Begin Input records

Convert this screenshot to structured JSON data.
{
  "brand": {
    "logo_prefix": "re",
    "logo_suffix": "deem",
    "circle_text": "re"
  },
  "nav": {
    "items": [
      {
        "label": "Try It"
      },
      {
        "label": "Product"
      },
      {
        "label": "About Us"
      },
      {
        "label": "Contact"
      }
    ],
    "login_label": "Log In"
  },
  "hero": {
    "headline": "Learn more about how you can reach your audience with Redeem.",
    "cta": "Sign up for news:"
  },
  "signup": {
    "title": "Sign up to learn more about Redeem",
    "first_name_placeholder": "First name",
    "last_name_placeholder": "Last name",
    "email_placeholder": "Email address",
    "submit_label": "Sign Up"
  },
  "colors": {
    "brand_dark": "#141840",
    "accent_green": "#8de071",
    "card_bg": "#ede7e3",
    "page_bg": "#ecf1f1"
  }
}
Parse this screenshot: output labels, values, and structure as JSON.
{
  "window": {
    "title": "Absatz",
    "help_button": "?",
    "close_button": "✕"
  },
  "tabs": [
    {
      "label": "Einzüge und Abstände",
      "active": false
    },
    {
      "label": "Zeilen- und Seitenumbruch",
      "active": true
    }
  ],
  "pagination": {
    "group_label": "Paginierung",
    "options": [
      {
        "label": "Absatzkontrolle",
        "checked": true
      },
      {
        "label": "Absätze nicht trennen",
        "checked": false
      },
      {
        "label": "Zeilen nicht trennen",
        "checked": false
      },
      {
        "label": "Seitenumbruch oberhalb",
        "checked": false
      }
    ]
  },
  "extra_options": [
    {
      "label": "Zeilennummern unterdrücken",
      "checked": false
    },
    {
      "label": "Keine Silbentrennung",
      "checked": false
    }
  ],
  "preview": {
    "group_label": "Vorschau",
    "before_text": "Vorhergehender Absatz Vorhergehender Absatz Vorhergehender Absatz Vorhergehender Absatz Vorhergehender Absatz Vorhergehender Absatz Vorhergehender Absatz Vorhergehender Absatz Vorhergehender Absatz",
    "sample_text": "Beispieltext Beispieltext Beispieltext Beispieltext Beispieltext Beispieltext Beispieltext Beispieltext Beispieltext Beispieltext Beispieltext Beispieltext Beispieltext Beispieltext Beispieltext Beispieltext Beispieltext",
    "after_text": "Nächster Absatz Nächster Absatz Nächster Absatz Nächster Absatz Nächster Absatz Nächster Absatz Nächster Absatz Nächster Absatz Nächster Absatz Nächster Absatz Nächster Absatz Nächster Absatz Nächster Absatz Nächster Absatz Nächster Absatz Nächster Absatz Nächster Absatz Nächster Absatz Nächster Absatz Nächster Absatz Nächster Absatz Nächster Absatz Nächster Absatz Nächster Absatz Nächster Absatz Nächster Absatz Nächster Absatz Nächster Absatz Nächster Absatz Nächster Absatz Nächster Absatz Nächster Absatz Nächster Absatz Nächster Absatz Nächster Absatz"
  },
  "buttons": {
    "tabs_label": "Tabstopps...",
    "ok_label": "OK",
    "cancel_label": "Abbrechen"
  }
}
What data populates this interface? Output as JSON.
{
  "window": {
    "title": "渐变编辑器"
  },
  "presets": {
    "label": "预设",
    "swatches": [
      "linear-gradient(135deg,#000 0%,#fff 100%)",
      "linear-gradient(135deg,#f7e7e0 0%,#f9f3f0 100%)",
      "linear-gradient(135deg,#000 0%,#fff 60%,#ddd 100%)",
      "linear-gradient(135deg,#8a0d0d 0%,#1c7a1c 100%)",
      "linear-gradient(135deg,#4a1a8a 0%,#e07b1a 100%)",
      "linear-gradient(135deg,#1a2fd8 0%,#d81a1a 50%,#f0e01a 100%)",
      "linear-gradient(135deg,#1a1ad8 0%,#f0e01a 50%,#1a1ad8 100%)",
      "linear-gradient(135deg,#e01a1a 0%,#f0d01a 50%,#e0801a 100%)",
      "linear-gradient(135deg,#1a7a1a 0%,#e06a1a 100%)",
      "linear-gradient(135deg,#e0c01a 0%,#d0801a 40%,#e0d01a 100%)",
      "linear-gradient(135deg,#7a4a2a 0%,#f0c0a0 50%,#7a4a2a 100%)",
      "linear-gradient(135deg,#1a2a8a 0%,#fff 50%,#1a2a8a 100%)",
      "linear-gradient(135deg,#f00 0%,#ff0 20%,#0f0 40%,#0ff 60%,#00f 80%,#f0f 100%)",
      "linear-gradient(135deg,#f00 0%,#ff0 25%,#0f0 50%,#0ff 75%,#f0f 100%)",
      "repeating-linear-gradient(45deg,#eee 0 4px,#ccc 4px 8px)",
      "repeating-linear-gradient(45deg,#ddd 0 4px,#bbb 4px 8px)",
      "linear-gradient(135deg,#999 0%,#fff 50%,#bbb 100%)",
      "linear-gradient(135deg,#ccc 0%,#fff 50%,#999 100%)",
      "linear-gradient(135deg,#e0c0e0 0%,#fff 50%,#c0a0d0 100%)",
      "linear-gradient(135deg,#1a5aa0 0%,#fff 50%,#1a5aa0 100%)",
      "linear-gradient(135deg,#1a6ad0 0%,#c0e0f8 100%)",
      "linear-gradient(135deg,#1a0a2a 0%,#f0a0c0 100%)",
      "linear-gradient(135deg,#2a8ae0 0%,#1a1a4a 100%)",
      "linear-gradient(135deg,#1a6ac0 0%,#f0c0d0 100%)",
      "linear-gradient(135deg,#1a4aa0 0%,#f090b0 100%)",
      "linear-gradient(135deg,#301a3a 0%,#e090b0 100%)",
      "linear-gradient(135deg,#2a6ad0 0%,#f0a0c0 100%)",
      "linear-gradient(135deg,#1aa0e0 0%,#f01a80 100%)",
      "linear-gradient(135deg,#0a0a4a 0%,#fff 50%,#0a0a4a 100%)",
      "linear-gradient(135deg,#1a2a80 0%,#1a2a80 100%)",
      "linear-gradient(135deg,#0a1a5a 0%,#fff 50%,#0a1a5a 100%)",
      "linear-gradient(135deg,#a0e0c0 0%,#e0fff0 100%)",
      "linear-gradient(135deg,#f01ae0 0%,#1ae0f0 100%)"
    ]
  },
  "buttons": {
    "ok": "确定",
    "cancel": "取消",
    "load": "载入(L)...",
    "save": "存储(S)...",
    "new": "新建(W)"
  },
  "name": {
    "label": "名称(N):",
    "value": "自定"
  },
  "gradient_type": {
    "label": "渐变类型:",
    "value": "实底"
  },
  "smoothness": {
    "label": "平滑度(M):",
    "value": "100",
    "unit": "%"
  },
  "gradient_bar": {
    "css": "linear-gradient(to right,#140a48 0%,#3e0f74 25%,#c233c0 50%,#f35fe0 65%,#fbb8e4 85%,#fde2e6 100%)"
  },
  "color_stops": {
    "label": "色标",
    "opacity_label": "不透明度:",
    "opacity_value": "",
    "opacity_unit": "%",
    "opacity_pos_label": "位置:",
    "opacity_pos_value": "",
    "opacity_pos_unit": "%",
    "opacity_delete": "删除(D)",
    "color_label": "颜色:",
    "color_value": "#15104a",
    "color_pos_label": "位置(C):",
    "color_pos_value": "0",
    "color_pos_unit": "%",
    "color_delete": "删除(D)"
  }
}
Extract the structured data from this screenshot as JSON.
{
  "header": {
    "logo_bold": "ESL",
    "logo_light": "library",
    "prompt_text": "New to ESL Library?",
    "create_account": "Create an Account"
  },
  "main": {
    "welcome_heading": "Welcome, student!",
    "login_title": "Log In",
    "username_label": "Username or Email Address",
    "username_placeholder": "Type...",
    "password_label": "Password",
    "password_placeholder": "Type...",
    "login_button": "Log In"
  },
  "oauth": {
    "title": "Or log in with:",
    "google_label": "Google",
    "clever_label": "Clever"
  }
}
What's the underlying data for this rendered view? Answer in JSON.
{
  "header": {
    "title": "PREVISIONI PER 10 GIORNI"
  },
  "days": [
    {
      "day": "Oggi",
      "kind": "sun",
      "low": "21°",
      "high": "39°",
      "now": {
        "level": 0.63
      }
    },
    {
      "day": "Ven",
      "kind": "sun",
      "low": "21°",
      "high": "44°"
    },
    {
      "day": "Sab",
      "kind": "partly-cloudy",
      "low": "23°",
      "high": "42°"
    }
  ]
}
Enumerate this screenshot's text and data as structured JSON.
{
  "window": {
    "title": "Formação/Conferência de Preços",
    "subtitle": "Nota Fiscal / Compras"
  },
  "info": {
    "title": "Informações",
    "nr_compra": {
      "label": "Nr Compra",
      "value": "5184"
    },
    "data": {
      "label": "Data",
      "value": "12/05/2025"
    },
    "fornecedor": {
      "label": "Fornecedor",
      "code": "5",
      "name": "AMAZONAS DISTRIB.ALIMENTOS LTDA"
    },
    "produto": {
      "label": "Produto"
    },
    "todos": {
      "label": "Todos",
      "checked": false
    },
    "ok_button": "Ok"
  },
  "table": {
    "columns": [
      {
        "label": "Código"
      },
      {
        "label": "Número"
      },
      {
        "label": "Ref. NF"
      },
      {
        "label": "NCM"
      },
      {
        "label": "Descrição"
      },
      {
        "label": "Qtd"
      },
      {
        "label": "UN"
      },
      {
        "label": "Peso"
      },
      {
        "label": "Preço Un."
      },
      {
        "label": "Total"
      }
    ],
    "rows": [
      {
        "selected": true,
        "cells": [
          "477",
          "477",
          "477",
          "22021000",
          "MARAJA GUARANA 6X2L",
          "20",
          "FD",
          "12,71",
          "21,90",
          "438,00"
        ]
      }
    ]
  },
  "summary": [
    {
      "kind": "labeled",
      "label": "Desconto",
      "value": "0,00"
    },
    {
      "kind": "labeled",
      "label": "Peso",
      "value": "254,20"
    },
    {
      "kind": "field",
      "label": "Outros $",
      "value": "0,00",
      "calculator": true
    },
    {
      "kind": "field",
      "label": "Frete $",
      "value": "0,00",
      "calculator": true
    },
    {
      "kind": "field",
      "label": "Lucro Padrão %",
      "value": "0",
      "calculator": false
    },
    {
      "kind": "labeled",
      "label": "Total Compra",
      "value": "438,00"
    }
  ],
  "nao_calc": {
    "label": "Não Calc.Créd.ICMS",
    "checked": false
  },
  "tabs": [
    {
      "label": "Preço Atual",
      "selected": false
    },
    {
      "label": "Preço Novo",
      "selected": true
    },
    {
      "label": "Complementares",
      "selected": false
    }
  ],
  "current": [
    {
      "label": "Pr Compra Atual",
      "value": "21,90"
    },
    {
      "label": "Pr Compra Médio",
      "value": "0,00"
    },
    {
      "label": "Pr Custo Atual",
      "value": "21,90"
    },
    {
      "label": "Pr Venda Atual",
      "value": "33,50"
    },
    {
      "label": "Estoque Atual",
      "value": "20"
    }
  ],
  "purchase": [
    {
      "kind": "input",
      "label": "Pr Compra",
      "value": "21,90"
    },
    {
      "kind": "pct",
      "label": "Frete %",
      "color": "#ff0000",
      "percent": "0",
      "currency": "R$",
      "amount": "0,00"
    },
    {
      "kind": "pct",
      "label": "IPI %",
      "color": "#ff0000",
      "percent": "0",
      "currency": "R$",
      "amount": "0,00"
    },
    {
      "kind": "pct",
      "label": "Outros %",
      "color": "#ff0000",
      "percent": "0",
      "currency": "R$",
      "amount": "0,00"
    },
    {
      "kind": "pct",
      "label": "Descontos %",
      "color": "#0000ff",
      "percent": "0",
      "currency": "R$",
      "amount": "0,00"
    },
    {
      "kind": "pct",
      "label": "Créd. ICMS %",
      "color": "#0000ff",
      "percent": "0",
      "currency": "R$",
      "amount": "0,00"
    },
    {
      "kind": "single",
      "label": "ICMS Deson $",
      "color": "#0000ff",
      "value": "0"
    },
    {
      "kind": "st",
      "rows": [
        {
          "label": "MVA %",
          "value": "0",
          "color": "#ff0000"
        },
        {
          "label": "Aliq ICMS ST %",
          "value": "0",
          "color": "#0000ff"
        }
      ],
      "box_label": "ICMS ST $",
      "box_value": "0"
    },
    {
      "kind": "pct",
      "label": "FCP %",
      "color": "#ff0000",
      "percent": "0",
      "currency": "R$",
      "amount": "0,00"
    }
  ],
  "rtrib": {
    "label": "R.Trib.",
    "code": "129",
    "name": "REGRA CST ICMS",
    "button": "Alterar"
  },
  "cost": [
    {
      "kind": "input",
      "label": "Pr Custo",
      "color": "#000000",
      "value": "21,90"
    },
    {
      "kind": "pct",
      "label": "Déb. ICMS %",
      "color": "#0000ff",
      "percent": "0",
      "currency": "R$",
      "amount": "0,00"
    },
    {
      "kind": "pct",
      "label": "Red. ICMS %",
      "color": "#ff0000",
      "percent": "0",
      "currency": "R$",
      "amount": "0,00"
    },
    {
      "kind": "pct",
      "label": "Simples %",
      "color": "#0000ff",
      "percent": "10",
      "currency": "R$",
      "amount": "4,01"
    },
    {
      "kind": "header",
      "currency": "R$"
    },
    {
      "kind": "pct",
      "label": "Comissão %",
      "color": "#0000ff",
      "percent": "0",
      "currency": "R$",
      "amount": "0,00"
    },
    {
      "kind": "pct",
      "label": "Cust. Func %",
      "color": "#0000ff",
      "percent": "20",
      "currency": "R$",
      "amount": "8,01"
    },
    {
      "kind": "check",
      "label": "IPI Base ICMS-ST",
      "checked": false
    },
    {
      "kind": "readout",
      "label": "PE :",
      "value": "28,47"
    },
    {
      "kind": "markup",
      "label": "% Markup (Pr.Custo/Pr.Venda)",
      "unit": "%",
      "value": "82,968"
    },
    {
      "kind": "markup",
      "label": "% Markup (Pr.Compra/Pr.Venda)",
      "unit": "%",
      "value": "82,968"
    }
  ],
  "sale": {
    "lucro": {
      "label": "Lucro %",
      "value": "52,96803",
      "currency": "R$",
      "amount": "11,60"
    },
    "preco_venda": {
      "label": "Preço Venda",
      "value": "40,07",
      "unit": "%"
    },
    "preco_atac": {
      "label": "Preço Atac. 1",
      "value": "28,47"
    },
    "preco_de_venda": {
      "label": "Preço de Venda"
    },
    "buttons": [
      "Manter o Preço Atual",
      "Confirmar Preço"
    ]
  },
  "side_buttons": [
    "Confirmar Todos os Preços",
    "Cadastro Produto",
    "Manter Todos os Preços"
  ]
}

End Input records

■ Problem to solve
Copy down every line of the material above that includes the string "What".

■ Worked answer
What data populates this interface? Output as JSON.
What's the underlying data for this rendered view? Answer in JSON.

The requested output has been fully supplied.